# Supplied records start

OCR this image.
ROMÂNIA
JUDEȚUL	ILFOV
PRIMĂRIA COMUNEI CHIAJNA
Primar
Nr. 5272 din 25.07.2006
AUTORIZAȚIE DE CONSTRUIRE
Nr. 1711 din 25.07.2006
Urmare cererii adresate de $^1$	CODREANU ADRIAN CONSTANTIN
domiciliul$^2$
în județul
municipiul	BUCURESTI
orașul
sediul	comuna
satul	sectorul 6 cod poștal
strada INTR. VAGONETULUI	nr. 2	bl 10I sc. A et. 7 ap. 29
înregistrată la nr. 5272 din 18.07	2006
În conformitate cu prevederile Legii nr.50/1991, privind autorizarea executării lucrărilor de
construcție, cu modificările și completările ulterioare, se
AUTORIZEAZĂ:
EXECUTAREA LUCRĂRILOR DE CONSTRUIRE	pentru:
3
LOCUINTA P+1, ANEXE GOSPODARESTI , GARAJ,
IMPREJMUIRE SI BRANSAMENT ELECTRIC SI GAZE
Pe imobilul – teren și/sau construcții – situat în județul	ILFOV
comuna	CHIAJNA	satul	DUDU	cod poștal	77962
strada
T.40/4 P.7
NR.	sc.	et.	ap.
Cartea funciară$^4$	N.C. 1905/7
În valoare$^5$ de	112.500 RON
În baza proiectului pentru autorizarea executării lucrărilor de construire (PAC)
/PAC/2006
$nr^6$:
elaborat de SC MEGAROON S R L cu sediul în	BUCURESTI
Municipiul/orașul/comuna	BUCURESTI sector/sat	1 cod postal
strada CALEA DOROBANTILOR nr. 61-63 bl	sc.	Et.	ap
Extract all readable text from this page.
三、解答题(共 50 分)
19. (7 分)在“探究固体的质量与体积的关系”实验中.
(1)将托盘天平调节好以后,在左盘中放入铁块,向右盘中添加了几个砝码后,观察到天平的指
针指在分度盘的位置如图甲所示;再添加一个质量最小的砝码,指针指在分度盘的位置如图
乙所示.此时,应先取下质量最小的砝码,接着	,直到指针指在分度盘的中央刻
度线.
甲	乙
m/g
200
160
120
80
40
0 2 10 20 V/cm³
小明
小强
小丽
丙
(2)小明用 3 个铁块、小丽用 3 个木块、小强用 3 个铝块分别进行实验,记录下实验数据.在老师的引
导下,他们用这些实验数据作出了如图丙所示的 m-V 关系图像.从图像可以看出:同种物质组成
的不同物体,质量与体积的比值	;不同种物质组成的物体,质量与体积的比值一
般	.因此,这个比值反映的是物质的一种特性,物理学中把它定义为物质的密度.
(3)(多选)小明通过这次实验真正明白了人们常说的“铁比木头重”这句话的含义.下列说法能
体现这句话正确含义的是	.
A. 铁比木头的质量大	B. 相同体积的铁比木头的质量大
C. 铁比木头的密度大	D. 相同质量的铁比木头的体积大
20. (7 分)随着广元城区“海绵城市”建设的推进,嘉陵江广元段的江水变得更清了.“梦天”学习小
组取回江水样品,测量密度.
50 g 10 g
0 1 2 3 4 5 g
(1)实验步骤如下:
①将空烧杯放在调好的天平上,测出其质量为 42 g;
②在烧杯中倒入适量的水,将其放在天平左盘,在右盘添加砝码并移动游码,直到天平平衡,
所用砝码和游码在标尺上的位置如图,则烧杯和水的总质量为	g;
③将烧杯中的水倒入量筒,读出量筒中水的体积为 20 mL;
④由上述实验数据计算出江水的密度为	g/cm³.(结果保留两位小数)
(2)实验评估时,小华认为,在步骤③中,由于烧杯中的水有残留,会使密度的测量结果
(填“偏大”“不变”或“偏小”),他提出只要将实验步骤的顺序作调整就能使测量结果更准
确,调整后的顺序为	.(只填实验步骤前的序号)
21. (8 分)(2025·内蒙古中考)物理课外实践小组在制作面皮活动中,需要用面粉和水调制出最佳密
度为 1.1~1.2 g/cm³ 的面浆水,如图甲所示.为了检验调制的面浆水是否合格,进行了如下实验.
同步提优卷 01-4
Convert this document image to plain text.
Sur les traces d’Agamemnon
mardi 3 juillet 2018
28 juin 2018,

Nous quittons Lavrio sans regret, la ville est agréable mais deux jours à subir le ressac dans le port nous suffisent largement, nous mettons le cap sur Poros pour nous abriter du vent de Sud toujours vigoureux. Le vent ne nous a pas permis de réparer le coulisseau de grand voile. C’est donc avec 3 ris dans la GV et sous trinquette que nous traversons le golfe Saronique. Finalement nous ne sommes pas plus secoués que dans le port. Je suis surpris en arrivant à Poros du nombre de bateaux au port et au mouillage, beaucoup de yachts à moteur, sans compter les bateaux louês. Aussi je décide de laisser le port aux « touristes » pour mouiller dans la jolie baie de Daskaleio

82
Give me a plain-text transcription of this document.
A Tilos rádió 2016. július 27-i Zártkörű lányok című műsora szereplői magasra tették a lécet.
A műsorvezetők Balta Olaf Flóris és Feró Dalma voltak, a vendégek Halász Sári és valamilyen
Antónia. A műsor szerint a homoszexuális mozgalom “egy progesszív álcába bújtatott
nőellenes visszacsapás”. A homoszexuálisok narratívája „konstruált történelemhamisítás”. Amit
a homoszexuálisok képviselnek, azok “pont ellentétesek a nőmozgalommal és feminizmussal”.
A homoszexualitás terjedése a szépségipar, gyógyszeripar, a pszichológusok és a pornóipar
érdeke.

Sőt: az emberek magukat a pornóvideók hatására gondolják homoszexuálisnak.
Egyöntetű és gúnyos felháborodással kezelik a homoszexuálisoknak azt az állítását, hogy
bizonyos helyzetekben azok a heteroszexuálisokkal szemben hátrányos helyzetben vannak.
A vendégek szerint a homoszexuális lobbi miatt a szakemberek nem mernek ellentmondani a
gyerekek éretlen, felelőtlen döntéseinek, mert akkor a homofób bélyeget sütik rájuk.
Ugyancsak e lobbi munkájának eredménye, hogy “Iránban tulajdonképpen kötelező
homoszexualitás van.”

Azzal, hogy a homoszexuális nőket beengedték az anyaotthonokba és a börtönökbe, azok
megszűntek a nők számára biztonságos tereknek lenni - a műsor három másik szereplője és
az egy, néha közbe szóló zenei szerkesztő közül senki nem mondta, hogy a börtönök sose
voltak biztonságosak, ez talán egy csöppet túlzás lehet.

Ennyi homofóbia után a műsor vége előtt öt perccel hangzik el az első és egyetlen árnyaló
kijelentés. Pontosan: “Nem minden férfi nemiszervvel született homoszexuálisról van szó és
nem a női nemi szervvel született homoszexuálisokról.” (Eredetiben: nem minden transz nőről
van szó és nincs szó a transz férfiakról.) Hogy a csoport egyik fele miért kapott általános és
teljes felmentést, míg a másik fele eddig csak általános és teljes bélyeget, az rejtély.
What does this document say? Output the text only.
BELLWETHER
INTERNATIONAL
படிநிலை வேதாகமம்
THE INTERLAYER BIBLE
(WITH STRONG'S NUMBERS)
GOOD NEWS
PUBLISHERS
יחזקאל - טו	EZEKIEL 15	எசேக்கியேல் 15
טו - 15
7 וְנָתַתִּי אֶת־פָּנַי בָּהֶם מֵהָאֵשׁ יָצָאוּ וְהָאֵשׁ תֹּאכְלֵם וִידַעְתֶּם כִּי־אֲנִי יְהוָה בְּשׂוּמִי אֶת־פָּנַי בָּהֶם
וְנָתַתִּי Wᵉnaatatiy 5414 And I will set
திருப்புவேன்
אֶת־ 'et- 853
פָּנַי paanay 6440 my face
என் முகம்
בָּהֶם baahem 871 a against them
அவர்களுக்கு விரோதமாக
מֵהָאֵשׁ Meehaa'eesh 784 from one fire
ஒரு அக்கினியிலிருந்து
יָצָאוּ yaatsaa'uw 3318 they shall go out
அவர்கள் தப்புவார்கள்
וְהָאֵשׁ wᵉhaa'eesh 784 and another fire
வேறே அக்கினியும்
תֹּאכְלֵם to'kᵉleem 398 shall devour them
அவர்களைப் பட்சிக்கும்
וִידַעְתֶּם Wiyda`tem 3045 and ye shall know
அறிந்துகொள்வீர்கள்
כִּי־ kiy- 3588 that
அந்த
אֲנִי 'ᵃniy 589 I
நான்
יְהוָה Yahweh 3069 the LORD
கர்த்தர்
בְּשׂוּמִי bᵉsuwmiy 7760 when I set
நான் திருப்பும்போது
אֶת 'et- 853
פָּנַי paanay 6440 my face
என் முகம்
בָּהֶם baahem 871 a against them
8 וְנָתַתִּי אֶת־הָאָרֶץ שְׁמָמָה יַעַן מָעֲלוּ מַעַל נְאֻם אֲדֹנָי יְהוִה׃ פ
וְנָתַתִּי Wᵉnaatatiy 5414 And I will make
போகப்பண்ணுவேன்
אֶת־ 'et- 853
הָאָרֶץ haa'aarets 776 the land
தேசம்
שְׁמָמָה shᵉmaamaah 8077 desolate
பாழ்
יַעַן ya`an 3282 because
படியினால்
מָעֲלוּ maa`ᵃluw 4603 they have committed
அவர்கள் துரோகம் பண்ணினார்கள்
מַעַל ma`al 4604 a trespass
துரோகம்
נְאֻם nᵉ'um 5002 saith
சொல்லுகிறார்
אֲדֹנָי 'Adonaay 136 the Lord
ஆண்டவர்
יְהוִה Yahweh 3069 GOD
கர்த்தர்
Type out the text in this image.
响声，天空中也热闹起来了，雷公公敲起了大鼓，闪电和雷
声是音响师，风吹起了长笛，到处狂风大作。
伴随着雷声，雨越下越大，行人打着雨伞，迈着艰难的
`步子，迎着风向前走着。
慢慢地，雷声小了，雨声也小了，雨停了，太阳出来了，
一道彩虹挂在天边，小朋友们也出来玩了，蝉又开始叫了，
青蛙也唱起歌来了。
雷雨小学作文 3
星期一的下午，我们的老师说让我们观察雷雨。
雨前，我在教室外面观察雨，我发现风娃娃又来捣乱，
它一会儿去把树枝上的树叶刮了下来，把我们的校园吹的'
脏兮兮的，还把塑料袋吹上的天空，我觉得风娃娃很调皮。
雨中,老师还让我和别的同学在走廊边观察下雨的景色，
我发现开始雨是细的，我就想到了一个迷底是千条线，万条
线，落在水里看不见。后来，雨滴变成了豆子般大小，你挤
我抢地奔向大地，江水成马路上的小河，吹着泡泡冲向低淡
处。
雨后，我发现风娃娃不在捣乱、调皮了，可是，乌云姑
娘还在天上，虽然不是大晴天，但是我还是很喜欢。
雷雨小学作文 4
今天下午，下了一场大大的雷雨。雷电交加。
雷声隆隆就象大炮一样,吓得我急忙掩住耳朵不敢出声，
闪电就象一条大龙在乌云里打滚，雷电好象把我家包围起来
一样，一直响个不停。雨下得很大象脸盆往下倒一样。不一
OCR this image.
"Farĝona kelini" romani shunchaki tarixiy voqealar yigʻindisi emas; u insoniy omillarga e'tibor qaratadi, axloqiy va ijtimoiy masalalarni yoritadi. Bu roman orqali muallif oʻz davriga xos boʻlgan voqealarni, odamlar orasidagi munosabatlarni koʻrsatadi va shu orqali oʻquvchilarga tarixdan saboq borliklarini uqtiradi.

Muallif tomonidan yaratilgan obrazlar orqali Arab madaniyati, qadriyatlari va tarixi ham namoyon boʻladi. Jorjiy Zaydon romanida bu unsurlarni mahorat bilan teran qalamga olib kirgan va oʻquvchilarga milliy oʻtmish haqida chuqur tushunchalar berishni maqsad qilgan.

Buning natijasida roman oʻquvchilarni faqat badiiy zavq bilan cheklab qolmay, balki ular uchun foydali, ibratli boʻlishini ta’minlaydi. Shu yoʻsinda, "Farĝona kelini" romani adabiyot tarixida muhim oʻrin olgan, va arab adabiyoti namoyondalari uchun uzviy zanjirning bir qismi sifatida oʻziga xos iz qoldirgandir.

# Supplied records end

◆ Given task
From the data, collect all lines where the string "this" appears.

◆ The result
OCR this image.
Extract all readable text from this page.
Convert this document image to plain text.
Give me a plain-text transcription of this document.
What does this document say? Output the text only.
Type out the text in this image.
OCR this image.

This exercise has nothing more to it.